## Text excerpt
========================================================================

We’re adding something fun again this week! Our own Ryan McDowell had a great suggestion this year. If you fielded any of the lineups below, let us know and you’ll get a free three months of DLF Premium. We just need the league ID and a screenshot to verify and you’re off an running.  The first three to respond would win!

The Green Light Unbeatable Lineup of the Week

QB Jameis Winston TB = 395 passing yards, 31 rushing yards, four touchdowns
RB Saquon Barkley NYG  = 130 rushing yards, nine receptions, 99 receiving yards, one touchdown
RB Todd Gurley LAR  = 208 rushing yards, two receptions, 17 receiving yards, two touchdowns
RB Melvin Gordon LAC  = 132 rushing yards, two receptions, 18 receiving yards, three touchdowns
WR Tyreek Hill KC = Seven receptions, 142 receiving yards, three touchdowns
WR Adam Thielen MIN =
11 receptions, 123 receiving yards, one touchdown
WR Alshon Jeffery PHI =
Eight receptions, 74 receiving yards, two touchdowns
TE Zach Ertz PHI = Seven catches, 43 receiving yards, one touchdown

The “Shoot the Duck” Underdog Lineup of the Week

QB Dak Prescott DAL = 183 passing yards, 82 rushing yards, three touchdowns
RB Latavius Murray MIN = 155 rushing yards, one reception, three receiving yards, one touchdown
RB Tarik Cohen CHI = 31 rushing yards, seven receptions, 90 receiving yards, one touchdown
RB Peyton Barber TB = 82 rushing yards, four receptions, 24 receiving yards, one touchdown
WR Albert Wilson MIA = Six receptions, 155 receiving yards, two touchdowns
WR Cole Beasley DAL = Nine receptions, 101 receiving yards, two touchdowns
WR Tyrell Williams LAC = Three receptions, 118 receiving yards, two touchdowns
TE Austin Hooper ATL = Nine catches, 71 receiving yards, one touchdown

The Red Light Disappointing Lineup of the Week

QB Derek Carr OAK = 142 passing yards, 31 rushing yards
RB Royce Freeman DEN = 22 rushing yards
RB Dion Lewis TEN = Nine rushing yards, two receptions, five receiving yards
RB Carlos Hyde CLE = 34 rushing yards
WR Cooper Kupp LAR = 12 rushing yards, no catches
WR Amari Cooper OAK = No catches
WR Jordy Nelson OAK = 
Two catches, six receiving yards
TE Geoff Swaim DAL = Two catches, 21 receiving yards

Gut Checks

I’d be worried if I had Le’Veon Bell. Nobody knows what’s going to happen here but it seems James Conner has earned at least some type of role moving forward.

I’d be worried if I was starting Corey Davis. The Titans are dreadful.

I’d be worried if I thought Julio Jones was going to go all season without a touchdown.

========================================================================

## Material

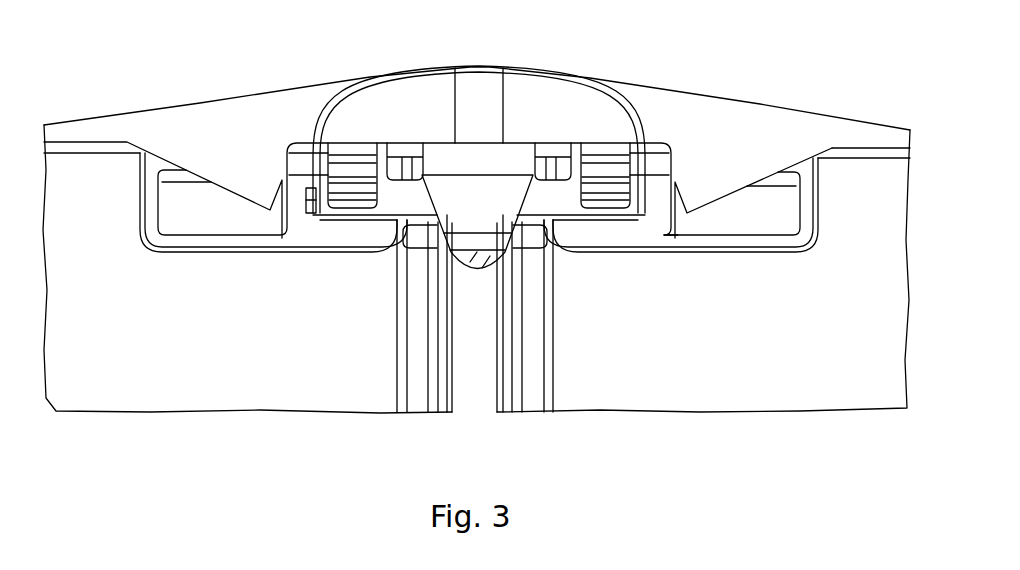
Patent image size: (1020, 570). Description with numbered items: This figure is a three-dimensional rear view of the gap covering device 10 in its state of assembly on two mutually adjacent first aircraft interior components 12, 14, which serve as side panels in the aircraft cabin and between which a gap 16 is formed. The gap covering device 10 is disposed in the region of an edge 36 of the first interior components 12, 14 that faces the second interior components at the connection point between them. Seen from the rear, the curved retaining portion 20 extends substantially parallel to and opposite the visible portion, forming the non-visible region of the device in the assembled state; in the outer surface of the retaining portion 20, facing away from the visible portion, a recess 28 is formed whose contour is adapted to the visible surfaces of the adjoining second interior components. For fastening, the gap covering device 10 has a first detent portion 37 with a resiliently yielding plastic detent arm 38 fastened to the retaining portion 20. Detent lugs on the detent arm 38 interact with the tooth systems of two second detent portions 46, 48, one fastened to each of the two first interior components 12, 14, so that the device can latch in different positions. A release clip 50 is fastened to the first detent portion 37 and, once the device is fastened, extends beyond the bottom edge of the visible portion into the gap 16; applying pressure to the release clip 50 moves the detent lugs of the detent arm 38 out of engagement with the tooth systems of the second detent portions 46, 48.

========================================================================

## Description of the task
Can you copy out word for word the part of the fantasy football lineups text starting with "I’d be worried if I had" and going on through "without a touchdown."?

## Response to this task
I’d be worried if I had Le’Veon Bell. Nobody knows what’s going to happen here but it seems James Conner has earned at least some type of role moving forward.

I’d be worried if I was starting Corey Davis. The Titans are dreadful.

I’d be worried if I thought Julio Jones was going to go all season without a touchdown.